Below are some records: retype them all exactly, but not the pictures.

— start of Records provided —

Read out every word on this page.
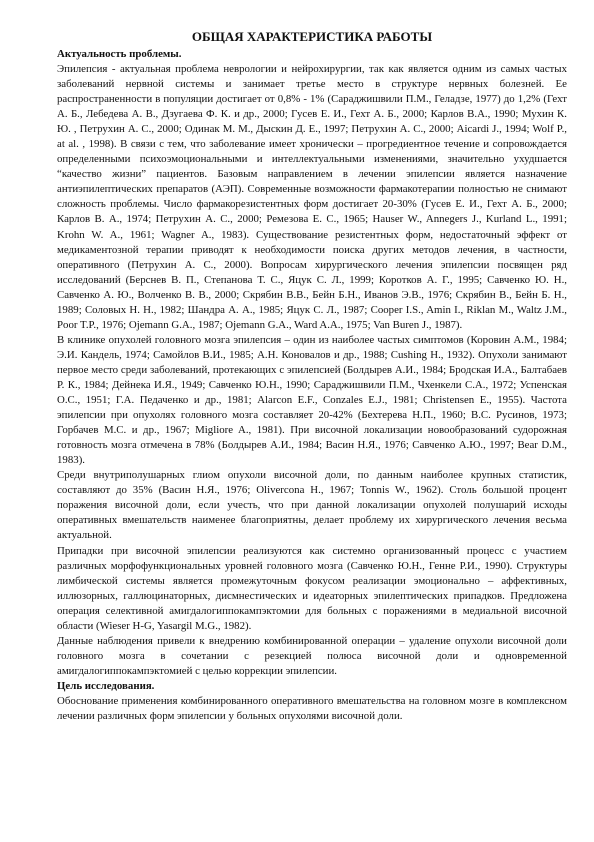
ОБЩАЯ ХАРАКТЕРИСТИКА РАБОТЫ
Актуальность проблемы.

Эпилепсия - актуальная проблема неврологии и нейрохирургии, так как является одним из самых частых заболеваний нервной системы и занимает третье место в структуре нервных болезней. Ее распространенности в популяции достигает от 0,8% - 1% (Сараджишвили П.М., Геладзе, 1977) до 1,2% (Гехт А. Б., Лебедева А. В., Дзугаева Ф. К. и др., 2000; Гусев Е. И., Гехт А. Б., 2000; Карлов В.А., 1990; Мухин К. Ю. , Петрухин А. С., 2000; Одинак М. М., Дыскин Д. Е., 1997; Петрухин А. С., 2000; Aicardi J., 1994; Wolf P., at al. , 1998). В связи с тем, что заболевание имеет хронически – прогредиентное течение и сопровождается определенными психоэмоциональными и интеллектуальными изменениями, значительно ухудшается “качество жизни” пациентов. Базовым направлением в лечении эпилепсии является назначение антиэпилептических препаратов (АЭП). Современные возможности фармакотерапии полностью не снимают сложность проблемы. Число фармакорезистентных форм достигает 20-30% (Гусев Е. И., Гехт А. Б., 2000; Карлов В. А., 1974; Петрухин А. С., 2000; Ремезова Е. С., 1965; Hauser W., Annegers J., Kurland L., 1991; Krohn W. A., 1961; Wagner A., 1983). Существование резистентных форм, недостаточный эффект от медикаментозной терапии приводят к необходимости поиска других методов лечения, в частности, оперативного (Петрухин А. С., 2000). Вопросам хирургического лечения эпилепсии посвящен ряд исследований (Берснев В. П., Степанова Т. С., Яцук С. Л., 1999; Коротков А. Г., 1995; Савченко Ю. Н., Савченко А. Ю., Волченко В. В., 2000; Скрябин В.В., Бейн Б.Н., Иванов Э.В., 1976; Скрябин В., Бейн Б. Н., 1989; Соловых Н. Н., 1982; Шандра А. А., 1985; Яцук С. Л., 1987; Cooper I.S., Amin I., Riklan M., Waltz J.M., Poor T.P., 1976; Ojemann G.A., 1987; Ojemann G.A., Ward A.A., 1975; Van Buren J., 1987).

В клинике опухолей головного мозга эпилепсия – один из наиболее частых симптомов (Коровин А.М., 1984; Э.И. Кандель, 1974; Самойлов В.И., 1985; А.Н. Коновалов и др., 1988; Cushing H., 1932). Опухоли занимают первое место среди заболеваний, протекающих с эпилепсией (Болдырев А.И., 1984; Бродская И.А., Балтабаев Р. К., 1984; Дейнека И.Я., 1949; Савченко Ю.Н., 1990; Сараджишвили П.М., Чхенкели С.А., 1972; Успенская О.С., 1951; Г.А. Педаченко и др., 1981; Alarcon E.F., Conzales E.J., 1981; Christensen E., 1955). Частота эпилепсии при опухолях головного мозга составляет 20-42% (Бехтерева Н.П., 1960; В.С. Русинов, 1973; Горбачев М.С. и др., 1967; Migliore A., 1981). При височной локализации новообразований судорожная готовность мозга отмечена в 78% (Болдырев А.И., 1984; Васин Н.Я., 1976; Савченко А.Ю., 1997; Bear D.M., 1983).

Среди внутриполушарных глиом опухоли височной доли, по данным наиболее крупных статистик, составляют до 35% (Васин Н.Я., 1976; Olivercona H., 1967; Tonnis W., 1962). Столь большой процент поражения височной доли, если учесть, что при данной локализации опухолей полушарий исходы оперативных вмешательств наименее благоприятны, делает проблему их хирургического лечения весьма актуальной.

Припадки при височной эпилепсии реализуются как системно организованный процесс с участием различных морфофункциональных уровней головного мозга (Савченко Ю.Н., Генне Р.И., 1990). Структуры лимбической системы является промежуточным фокусом реализации эмоционально – аффективных, иллюзорных, галлюцинаторных, дисмнестических и идеаторных эпилептических припадков. Предложена операция селективной амигдалогиппокампэктомии для больных с поражениями в медиальной височной области (Wieser H-G, Yasargil M.G., 1982).

Данные наблюдения привели к внедрению комбинированной операции – удаление опухоли височной доли головного мозга в сочетании с резекцией полюса височной доли и одновременной амигдалогиппокампэктомией с целью коррекции эпилепсии.

Цель исследования.

Обоснование применения комбинированного оперативного вмешательства на головном мозге в комплексном лечении различных форм эпилепсии у больных опухолями височной доли.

— end of Records provided —

*Right answer*
Read out every word on this page.
ОБЩАЯ ХАРАКТЕРИСТИКА РАБОТЫ
Актуальность проблемы.

Эпилепсия - актуальная проблема неврологии и нейрохирургии, так как является одним из самых частых заболеваний нервной системы и занимает третье место в структуре нервных болезней. Ее распространенности в популяции достигает от 0,8% - 1% (Сараджишвили П.М., Геладзе, 1977) до 1,2% (Гехт А. Б., Лебедева А. В., Дзугаева Ф. К. и др., 2000; Гусев Е. И., Гехт А. Б., 2000; Карлов В.А., 1990; Мухин К. Ю. , Петрухин А. С., 2000; Одинак М. М., Дыскин Д. Е., 1997; Петрухин А. С., 2000; Aicardi J., 1994; Wolf P., at al. , 1998). В связи с тем, что заболевание имеет хронически – прогредиентное течение и сопровождается определенными психоэмоциональными и интеллектуальными изменениями, значительно ухудшается “качество жизни” пациентов. Базовым направлением в лечении эпилепсии является назначение антиэпилептических препаратов (АЭП). Современные возможности фармакотерапии полностью не снимают сложность проблемы. Число фармакорезистентных форм достигает 20-30% (Гусев Е. И., Гехт А. Б., 2000; Карлов В. А., 1974; Петрухин А. С., 2000; Ремезова Е. С., 1965; Hauser W., Annegers J., Kurland L., 1991; Krohn W. A., 1961; Wagner A., 1983). Существование резистентных форм, недостаточный эффект от медикаментозной терапии приводят к необходимости поиска других методов лечения, в частности, оперативного (Петрухин А. С., 2000). Вопросам хирургического лечения эпилепсии посвящен ряд исследований (Берснев В. П., Степанова Т. С., Яцук С. Л., 1999; Коротков А. Г., 1995; Савченко Ю. Н., Савченко А. Ю., Волченко В. В., 2000; Скрябин В.В., Бейн Б.Н., Иванов Э.В., 1976; Скрябин В., Бейн Б. Н., 1989; Соловых Н. Н., 1982; Шандра А. А., 1985; Яцук С. Л., 1987; Cooper I.S., Amin I., Riklan M., Waltz J.M., Poor T.P., 1976; Ojemann G.A., 1987; Ojemann G.A., Ward A.A., 1975; Van Buren J., 1987).

В клинике опухолей головного мозга эпилепсия – один из наиболее частых симптомов (Коровин А.М., 1984; Э.И. Кандель, 1974; Самойлов В.И., 1985; А.Н. Коновалов и др., 1988; Cushing H., 1932). Опухоли занимают первое место среди заболеваний, протекающих с эпилепсией (Болдырев А.И., 1984; Бродская И.А., Балтабаев Р. К., 1984; Дейнека И.Я., 1949; Савченко Ю.Н., 1990; Сараджишвили П.М., Чхенкели С.А., 1972; Успенская О.С., 1951; Г.А. Педаченко и др., 1981; Alarcon E.F., Conzales E.J., 1981; Christensen E., 1955). Частота эпилепсии при опухолях головного мозга составляет 20-42% (Бехтерева Н.П., 1960; В.С. Русинов, 1973; Горбачев М.С. и др., 1967; Migliore A., 1981). При височной локализации новообразований судорожная готовность мозга отмечена в 78% (Болдырев А.И., 1984; Васин Н.Я., 1976; Савченко А.Ю., 1997; Bear D.M., 1983).

Среди внутриполушарных глиом опухоли височной доли, по данным наиболее крупных статистик, составляют до 35% (Васин Н.Я., 1976; Olivercona H., 1967; Tonnis W., 1962). Столь большой процент поражения височной доли, если учесть, что при данной локализации опухолей полушарий исходы оперативных вмешательств наименее благоприятны, делает проблему их хирургического лечения весьма актуальной.

Припадки при височной эпилепсии реализуются как системно организованный процесс с участием различных морфофункциональных уровней головного мозга (Савченко Ю.Н., Генне Р.И., 1990). Структуры лимбической системы является промежуточным фокусом реализации эмоционально – аффективных, иллюзорных, галлюцинаторных, дисмнестических и идеаторных эпилептических припадков. Предложена операция селективной амигдалогиппокампэктомии для больных с поражениями в медиальной височной области (Wieser H-G, Yasargil M.G., 1982).

Данные наблюдения привели к внедрению комбинированной операции – удаление опухоли височной доли головного мозга в сочетании с резекцией полюса височной доли и одновременной амигдалогиппокампэктомией с целью коррекции эпилепсии.

Цель исследования.

Обоснование применения комбинированного оперативного вмешательства на головном мозге в комплексном лечении различных форм эпилепсии у больных опухолями височной доли.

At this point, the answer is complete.